| Dataset |
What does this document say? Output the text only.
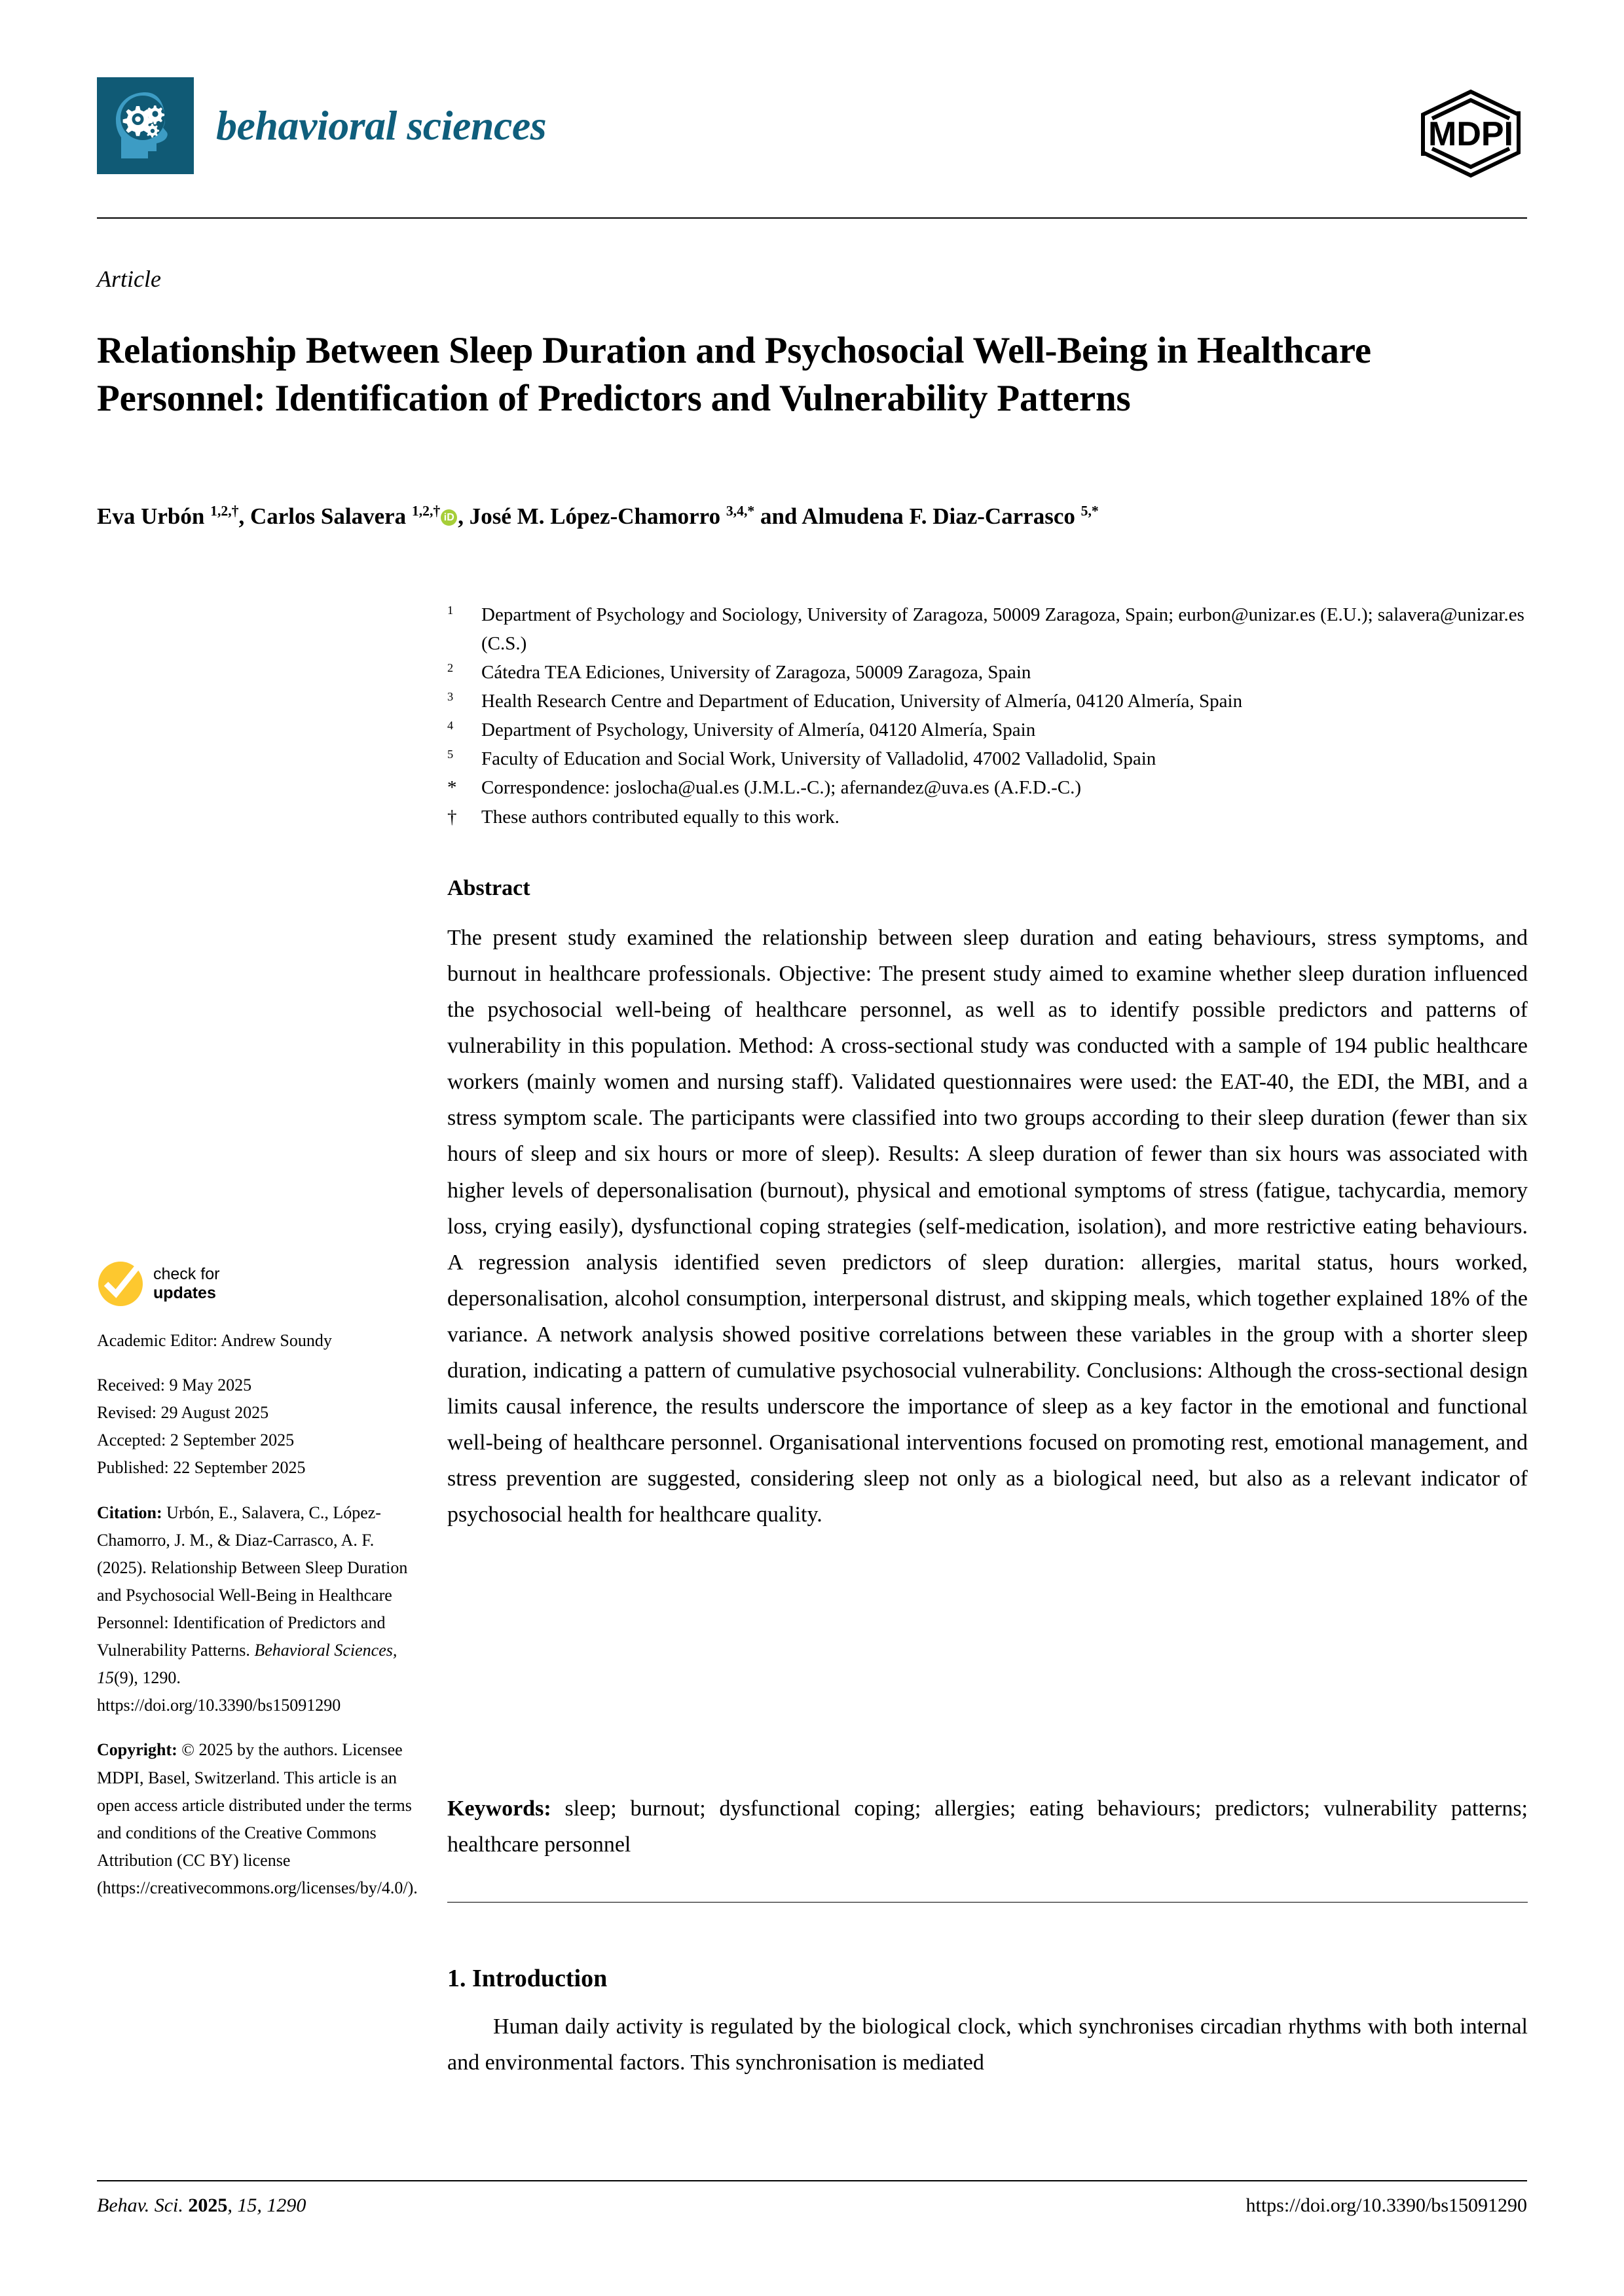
behavioral sciences	MDPI
Article
Relationship Between Sleep Duration and Psychosocial Well-Being in Healthcare Personnel: Identification of Predictors and Vulnerability Patterns
Eva Urbón $^{1,2,\dagger}$, Carlos Salavera $^{1,2,\dagger}$ iD , José M. López-Chamorro $^{3,4,*}$ and Almudena F. Diaz-Carrasco $^{5,*}$
$^1$	Department of Psychology and Sociology, University of Zaragoza, 50009 Zaragoza, Spain; eurbon@unizar.es (E.U.); salavera@unizar.es (C.S.)
$^2$	Cátedra TEA Ediciones, University of Zaragoza, 50009 Zaragoza, Spain
$^3$	Health Research Centre and Department of Education, University of Almería, 04120 Almería, Spain
$^4$	Department of Psychology, University of Almería, 04120 Almería, Spain
$^5$	Faculty of Education and Social Work, University of Valladolid, 47002 Valladolid, Spain
*	Correspondence: joslocha@ual.es (J.M.L.-C.); afernandez@uva.es (A.F.D.-C.)
†	These authors contributed equally to this work.
Abstract
The present study examined the relationship between sleep duration and eating behaviours, stress symptoms, and burnout in healthcare professionals. Objective: The present study aimed to examine whether sleep duration influenced the psychosocial well-being of healthcare personnel, as well as to identify possible predictors and patterns of vulnerability in this population. Method: A cross-sectional study was conducted with a sample of 194 public healthcare workers (mainly women and nursing staff). Validated questionnaires were used: the EAT-40, the EDI, the MBI, and a stress symptom scale. The participants were classified into two groups according to their sleep duration (fewer than six hours of sleep and six hours or more of sleep). Results: A sleep duration of fewer than six hours was associated with higher levels of depersonalisation (burnout), physical and emotional symptoms of stress (fatigue, tachycardia, memory loss, crying easily), dysfunctional coping strategies (self-medication, isolation), and more restrictive eating behaviours. A regression analysis identified seven predictors of sleep duration: allergies, marital status, hours worked, depersonalisation, alcohol consumption, interpersonal distrust, and skipping meals, which together explained 18% of the variance. A network analysis showed positive correlations between these variables in the group with a shorter sleep duration, indicating a pattern of cumulative psychosocial vulnerability. Conclusions: Although the cross-sectional design limits causal inference, the results underscore the importance of sleep as a key factor in the emotional and functional well-being of healthcare personnel. Organisational interventions focused on promoting rest, emotional management, and stress prevention are suggested, considering sleep not only as a biological need, but also as a relevant indicator of psychosocial health for healthcare quality.
Keywords: sleep; burnout; dysfunctional coping; allergies; eating behaviours; predictors; vulnerability patterns; healthcare personnel
1. Introduction
Human daily activity is regulated by the biological clock, which synchronises circadian rhythms with both internal and environmental factors. This synchronisation is mediated
check for
updates

Academic Editor: Andrew Soundy

Received: 9 May 2025

Revised: 29 August 2025

Accepted: 2 September 2025

Published: 22 September 2025

Citation: Urbón, E., Salavera, C., López-Chamorro, J. M., & Diaz-Carrasco, A. F. (2025). Relationship Between Sleep Duration and Psychosocial Well-Being in Healthcare Personnel: Identification of Predictors and Vulnerability Patterns. Behavioral Sciences, 15(9), 1290. https://doi.org/10.3390/bs15091290

Copyright: © 2025 by the authors. Licensee MDPI, Basel, Switzerland. This article is an open access article distributed under the terms and conditions of the Creative Commons Attribution (CC BY) license (https://creativecommons.org/licenses/by/4.0/).

Behav. Sci. 2025, 15, 1290	https://doi.org/10.3390/bs15091290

| Exercise requirements |
Copy every line in the records above that contains the word "September".

| Solution for this problem |
Accepted: 2 September 2025
Published: 22 September 2025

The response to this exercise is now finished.